# REQUIRED WORK
Without the images, write out the whole listing exactly.

# INPUT FOR THIS TASK
──────────
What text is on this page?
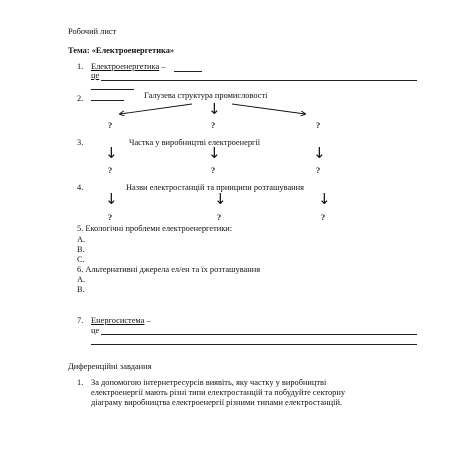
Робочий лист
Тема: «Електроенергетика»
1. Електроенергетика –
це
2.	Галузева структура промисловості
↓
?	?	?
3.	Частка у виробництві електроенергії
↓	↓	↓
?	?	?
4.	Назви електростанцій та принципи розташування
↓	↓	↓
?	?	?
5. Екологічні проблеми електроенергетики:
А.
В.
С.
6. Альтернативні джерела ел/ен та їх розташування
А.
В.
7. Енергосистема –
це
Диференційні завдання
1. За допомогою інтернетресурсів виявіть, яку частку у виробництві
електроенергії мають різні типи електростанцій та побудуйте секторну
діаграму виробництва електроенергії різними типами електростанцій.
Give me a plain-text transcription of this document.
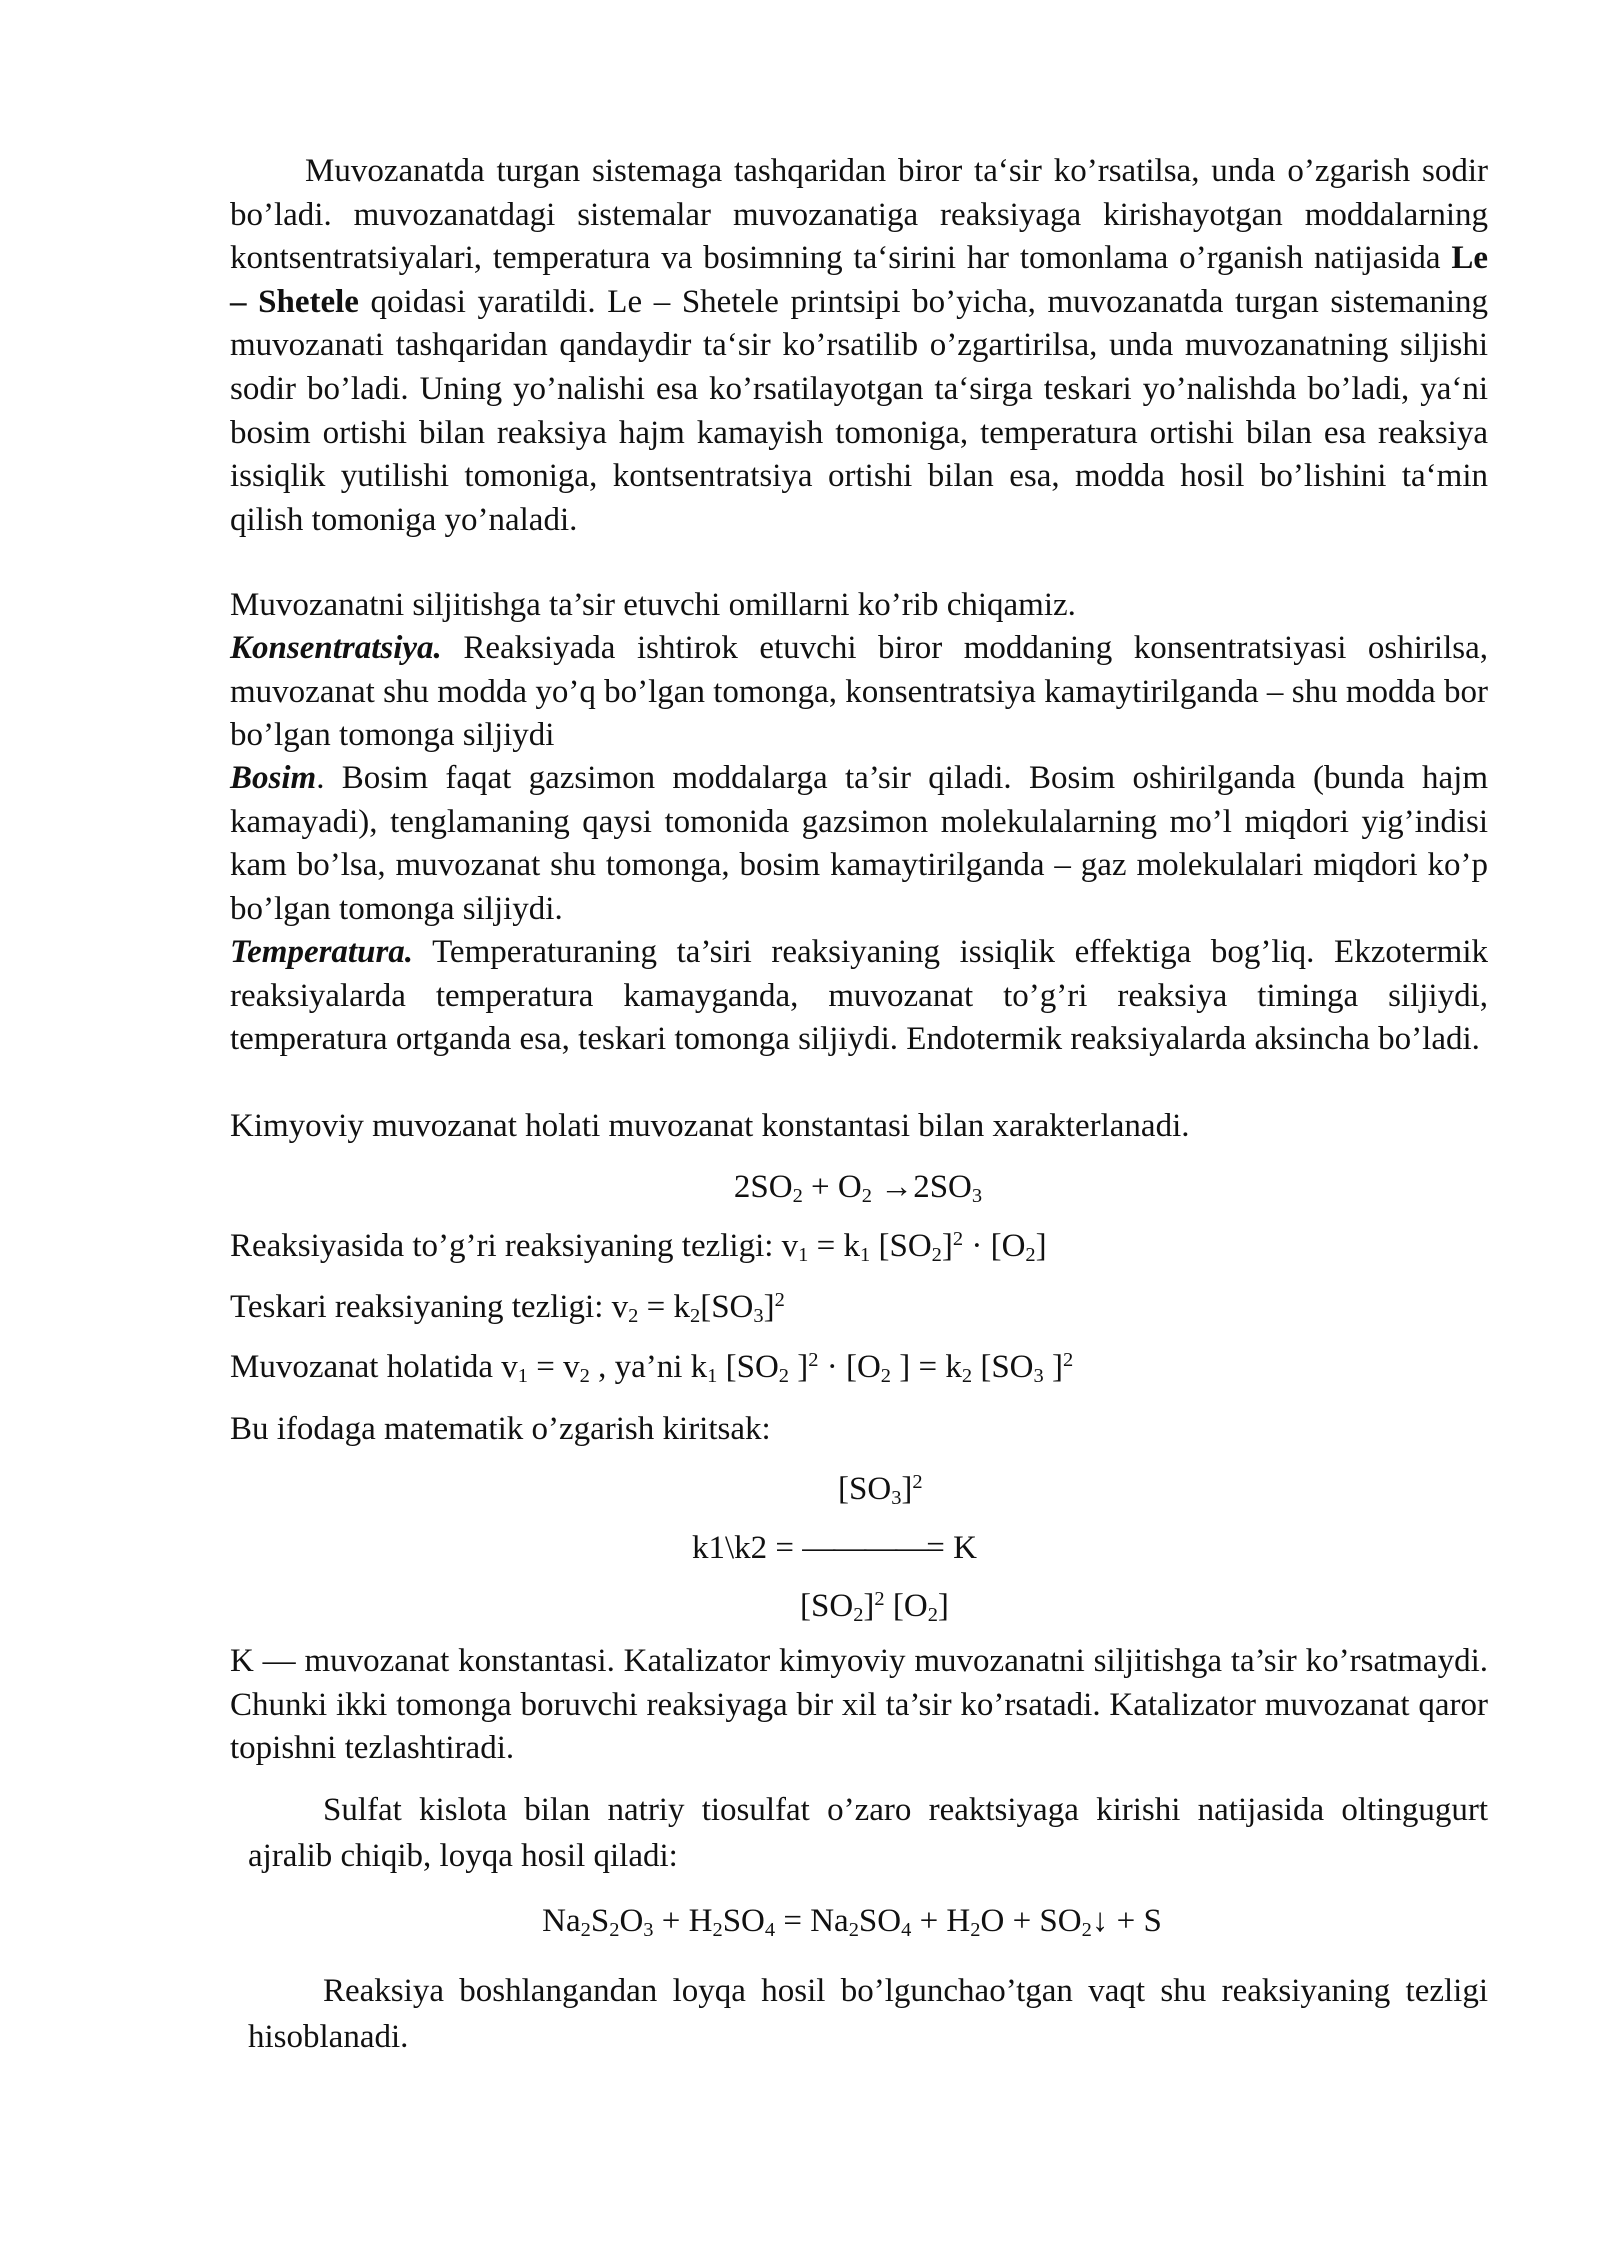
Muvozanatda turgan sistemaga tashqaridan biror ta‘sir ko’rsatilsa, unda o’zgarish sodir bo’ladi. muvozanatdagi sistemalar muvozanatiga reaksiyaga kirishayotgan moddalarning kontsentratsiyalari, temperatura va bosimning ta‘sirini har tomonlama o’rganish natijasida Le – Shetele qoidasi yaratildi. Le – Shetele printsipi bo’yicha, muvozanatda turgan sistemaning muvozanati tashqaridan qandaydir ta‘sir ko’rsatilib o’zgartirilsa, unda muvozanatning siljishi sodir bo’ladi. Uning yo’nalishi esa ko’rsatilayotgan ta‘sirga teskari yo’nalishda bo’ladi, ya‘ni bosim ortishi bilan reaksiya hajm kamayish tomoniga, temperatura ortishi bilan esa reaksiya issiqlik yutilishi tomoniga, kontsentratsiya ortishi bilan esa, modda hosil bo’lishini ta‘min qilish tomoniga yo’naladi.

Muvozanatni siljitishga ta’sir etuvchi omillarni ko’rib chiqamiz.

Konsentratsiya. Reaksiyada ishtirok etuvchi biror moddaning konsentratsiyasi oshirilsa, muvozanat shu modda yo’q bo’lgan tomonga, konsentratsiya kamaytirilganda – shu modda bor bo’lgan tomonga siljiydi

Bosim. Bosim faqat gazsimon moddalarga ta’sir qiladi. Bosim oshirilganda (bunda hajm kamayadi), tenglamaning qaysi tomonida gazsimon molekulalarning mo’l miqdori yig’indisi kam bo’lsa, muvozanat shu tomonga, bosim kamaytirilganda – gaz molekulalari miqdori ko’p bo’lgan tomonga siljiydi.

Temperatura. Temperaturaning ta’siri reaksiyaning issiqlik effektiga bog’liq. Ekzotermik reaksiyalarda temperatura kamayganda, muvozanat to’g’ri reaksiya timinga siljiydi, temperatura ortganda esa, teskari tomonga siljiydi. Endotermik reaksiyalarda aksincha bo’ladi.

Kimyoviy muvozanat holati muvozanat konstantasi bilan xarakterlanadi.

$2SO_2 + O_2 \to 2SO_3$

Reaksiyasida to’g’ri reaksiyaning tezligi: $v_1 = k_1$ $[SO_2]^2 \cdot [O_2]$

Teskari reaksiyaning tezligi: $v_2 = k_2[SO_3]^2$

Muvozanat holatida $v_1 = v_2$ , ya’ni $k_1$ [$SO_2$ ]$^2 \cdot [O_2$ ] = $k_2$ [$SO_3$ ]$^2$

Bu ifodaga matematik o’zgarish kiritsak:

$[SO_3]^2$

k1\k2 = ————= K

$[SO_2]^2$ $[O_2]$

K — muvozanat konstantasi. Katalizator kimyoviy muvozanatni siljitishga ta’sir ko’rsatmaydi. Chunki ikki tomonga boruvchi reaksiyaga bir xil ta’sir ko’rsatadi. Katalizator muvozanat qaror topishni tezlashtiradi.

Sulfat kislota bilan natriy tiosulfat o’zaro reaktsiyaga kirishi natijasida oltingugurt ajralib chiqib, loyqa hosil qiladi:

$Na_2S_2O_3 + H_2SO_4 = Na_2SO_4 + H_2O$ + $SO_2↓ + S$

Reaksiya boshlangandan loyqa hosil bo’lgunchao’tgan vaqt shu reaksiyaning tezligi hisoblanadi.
──────────
# COMPLETE ANSWER
What text is on this page?
Робочий лист
Тема: «Електроенергетика»
1. Електроенергетика –
це
2.	Галузева структура промисловості
↓
?	?	?
3.	Частка у виробництві електроенергії
↓	↓	↓
?	?	?
4.	Назви електростанцій та принципи розташування
↓	↓	↓
?	?	?
5. Екологічні проблеми електроенергетики:
А.
В.
С.
6. Альтернативні джерела ел/ен та їх розташування
А.
В.
7. Енергосистема –
це
Диференційні завдання
1. За допомогою інтернетресурсів виявіть, яку частку у виробництві
електроенергії мають різні типи електростанцій та побудуйте секторну
діаграму виробництва електроенергії різними типами електростанцій.
Give me a plain-text transcription of this document.
Muvozanatda turgan sistemaga tashqaridan biror ta‘sir ko’rsatilsa, unda o’zgarish sodir bo’ladi. muvozanatdagi sistemalar muvozanatiga reaksiyaga kirishayotgan moddalarning kontsentratsiyalari, temperatura va bosimning ta‘sirini har tomonlama o’rganish natijasida Le – Shetele qoidasi yaratildi. Le – Shetele printsipi bo’yicha, muvozanatda turgan sistemaning muvozanati tashqaridan qandaydir ta‘sir ko’rsatilib o’zgartirilsa, unda muvozanatning siljishi sodir bo’ladi. Uning yo’nalishi esa ko’rsatilayotgan ta‘sirga teskari yo’nalishda bo’ladi, ya‘ni bosim ortishi bilan reaksiya hajm kamayish tomoniga, temperatura ortishi bilan esa reaksiya issiqlik yutilishi tomoniga, kontsentratsiya ortishi bilan esa, modda hosil bo’lishini ta‘min qilish tomoniga yo’naladi.

Muvozanatni siljitishga ta’sir etuvchi omillarni ko’rib chiqamiz.

Konsentratsiya. Reaksiyada ishtirok etuvchi biror moddaning konsentratsiyasi oshirilsa, muvozanat shu modda yo’q bo’lgan tomonga, konsentratsiya kamaytirilganda – shu modda bor bo’lgan tomonga siljiydi

Bosim. Bosim faqat gazsimon moddalarga ta’sir qiladi. Bosim oshirilganda (bunda hajm kamayadi), tenglamaning qaysi tomonida gazsimon molekulalarning mo’l miqdori yig’indisi kam bo’lsa, muvozanat shu tomonga, bosim kamaytirilganda – gaz molekulalari miqdori ko’p bo’lgan tomonga siljiydi.

Temperatura. Temperaturaning ta’siri reaksiyaning issiqlik effektiga bog’liq. Ekzotermik reaksiyalarda temperatura kamayganda, muvozanat to’g’ri reaksiya timinga siljiydi, temperatura ortganda esa, teskari tomonga siljiydi. Endotermik reaksiyalarda aksincha bo’ladi.

Kimyoviy muvozanat holati muvozanat konstantasi bilan xarakterlanadi.

$2SO_2 + O_2 \to 2SO_3$

Reaksiyasida to’g’ri reaksiyaning tezligi: $v_1 = k_1$ $[SO_2]^2 \cdot [O_2]$

Teskari reaksiyaning tezligi: $v_2 = k_2[SO_3]^2$

Muvozanat holatida $v_1 = v_2$ , ya’ni $k_1$ [$SO_2$ ]$^2 \cdot [O_2$ ] = $k_2$ [$SO_3$ ]$^2$

Bu ifodaga matematik o’zgarish kiritsak:

$[SO_3]^2$

k1\k2 = ————= K

$[SO_2]^2$ $[O_2]$

K — muvozanat konstantasi. Katalizator kimyoviy muvozanatni siljitishga ta’sir ko’rsatmaydi. Chunki ikki tomonga boruvchi reaksiyaga bir xil ta’sir ko’rsatadi. Katalizator muvozanat qaror topishni tezlashtiradi.

Sulfat kislota bilan natriy tiosulfat o’zaro reaktsiyaga kirishi natijasida oltingugurt ajralib chiqib, loyqa hosil qiladi:

$Na_2S_2O_3 + H_2SO_4 = Na_2SO_4 + H_2O$ + $SO_2↓ + S$

Reaksiya boshlangandan loyqa hosil bo’lgunchao’tgan vaqt shu reaksiyaning tezligi hisoblanadi.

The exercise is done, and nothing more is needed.